Extracto proporcionado
Dieta

Ya está. Ya estoy metido de lleno en mi maravillosa alimentación de mierda precolonoscópica. Sin dolores de cuello, menos mal. Así que sin pastillas. Solo en mi festival de desayunos coloridos de jamón york y mierdizumos de brik. Me he traído al trabajo un bote de cubitos de caldo y así voy tirando. Cubito va, cubito viene, con interludios de filete de pollo a la plancha. El domingo será lo peor. Todo el día de aguas y sopicaldos, así que imagino que ese día mi post será muy triste. Un post botijo. Sigue la tensión en mi cabeza por mi injusticia laboral, pero ya se me va pasando un poco y ya voy durmiendo mejor, a pesar del gato-bufanda y sin dar tantas vueltas a las cosas. Ayer cuando volvíamos para casa reinaba una luna llena, inmensa y blanca. Me pregunto si en parte mi debacle habrá sido también por eso. Yo y las lunas llenas, las lunas llenas y yo. Así toda mi vida. La noche que nacimos mi hermano y yo, no había luna. Decía la abuela Agra que no había visto nunca una oscuridad más negra. Se ve que estaba yo tomando carrerilla para luego comerme como un histérico todas las lunas llenas que se me tropezaran por el camino. Y si a eso sumas la falta de dinero, el jefe incompetente, las injusticias laborales, las colonoscopias… pues eso. Que siempre te llega el momento cagoendiós y lanzallamas. Está bien. No pasa nada. Prefiero la ira a la tristeza. Al menos lo primero te proporciona un impulso vital que lo segundo, no.

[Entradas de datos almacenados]
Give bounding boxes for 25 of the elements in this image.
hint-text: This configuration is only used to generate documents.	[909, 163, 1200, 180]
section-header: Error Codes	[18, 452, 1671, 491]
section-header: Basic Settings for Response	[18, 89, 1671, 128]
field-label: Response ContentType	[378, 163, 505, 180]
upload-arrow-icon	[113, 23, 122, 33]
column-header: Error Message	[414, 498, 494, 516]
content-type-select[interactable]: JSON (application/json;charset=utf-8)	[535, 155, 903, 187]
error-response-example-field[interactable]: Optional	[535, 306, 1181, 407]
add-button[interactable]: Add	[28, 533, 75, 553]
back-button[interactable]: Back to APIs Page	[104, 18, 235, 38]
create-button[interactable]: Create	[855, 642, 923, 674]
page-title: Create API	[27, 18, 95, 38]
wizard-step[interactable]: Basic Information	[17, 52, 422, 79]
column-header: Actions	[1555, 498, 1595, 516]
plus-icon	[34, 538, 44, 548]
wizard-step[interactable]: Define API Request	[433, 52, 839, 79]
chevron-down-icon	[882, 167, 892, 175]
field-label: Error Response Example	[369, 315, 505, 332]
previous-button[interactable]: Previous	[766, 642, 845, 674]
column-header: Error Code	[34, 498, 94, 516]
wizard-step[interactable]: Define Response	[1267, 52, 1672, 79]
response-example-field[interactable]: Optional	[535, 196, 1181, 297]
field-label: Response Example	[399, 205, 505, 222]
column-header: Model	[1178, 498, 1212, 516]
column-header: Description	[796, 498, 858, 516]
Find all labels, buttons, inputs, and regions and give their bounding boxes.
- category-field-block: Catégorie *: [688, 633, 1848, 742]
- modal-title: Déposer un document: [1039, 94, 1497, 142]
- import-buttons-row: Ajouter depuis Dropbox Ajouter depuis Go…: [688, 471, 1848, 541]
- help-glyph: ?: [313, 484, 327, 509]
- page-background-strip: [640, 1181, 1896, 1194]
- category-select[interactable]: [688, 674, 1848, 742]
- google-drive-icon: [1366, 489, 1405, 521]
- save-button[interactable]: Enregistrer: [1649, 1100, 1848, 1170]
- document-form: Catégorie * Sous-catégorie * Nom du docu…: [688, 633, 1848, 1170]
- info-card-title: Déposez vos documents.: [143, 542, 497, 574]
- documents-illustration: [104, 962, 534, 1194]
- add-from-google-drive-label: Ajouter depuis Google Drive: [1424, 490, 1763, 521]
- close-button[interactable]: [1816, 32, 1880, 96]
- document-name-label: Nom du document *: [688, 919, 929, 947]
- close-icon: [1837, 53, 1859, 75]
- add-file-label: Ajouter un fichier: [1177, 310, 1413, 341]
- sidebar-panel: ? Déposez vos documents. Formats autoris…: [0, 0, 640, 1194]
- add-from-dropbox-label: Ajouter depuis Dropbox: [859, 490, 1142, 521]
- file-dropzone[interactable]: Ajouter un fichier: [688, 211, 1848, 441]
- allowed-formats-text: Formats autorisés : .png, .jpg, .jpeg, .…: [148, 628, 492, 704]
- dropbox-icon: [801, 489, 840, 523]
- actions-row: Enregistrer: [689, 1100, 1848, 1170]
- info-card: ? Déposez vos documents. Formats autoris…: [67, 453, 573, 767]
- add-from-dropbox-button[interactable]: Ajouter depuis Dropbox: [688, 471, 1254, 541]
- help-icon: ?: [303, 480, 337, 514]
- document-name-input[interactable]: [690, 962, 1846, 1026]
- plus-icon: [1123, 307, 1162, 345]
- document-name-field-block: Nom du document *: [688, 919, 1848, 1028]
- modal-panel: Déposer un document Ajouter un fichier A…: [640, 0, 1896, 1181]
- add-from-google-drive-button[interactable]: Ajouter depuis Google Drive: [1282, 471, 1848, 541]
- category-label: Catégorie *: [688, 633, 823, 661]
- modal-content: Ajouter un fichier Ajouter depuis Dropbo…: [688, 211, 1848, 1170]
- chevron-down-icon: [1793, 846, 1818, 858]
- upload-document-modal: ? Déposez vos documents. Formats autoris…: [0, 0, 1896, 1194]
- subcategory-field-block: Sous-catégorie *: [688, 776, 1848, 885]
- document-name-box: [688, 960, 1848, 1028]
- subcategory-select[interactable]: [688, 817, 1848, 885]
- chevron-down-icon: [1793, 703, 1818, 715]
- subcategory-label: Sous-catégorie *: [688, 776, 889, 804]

Acción requerida A
En el texto sobre la dieta, ¿qué se ha llevado al trabajo quien escribe?
Acción requerida B
Retoma, por favor, el texto sobre la dieta a partir de donde termina.

Respuesta del ejercicio A
Un bote de cubitos de caldo.

Respuesta del ejercicio B
Anoche fui con Jon K. a la Fnac a decirle qué tableta gráfica podía regalarme por Navidad. Elegí una bastante decente. “Mira, esta estaría bien. Bien de precio, sencilla y con buena sensibilidad.” Miró la tableta… me miró a mí… volvió a mirar la tableta… señaló la caja y dijo “¿en serio? ¿esto? ¿esta puta mierda? ¿así pretendes dibujar mi PRECIOSO NUEVO AVATAR PARA TWITTER?”

Amo a Jon K. Siempre. Intensamente. Con amor incondicional.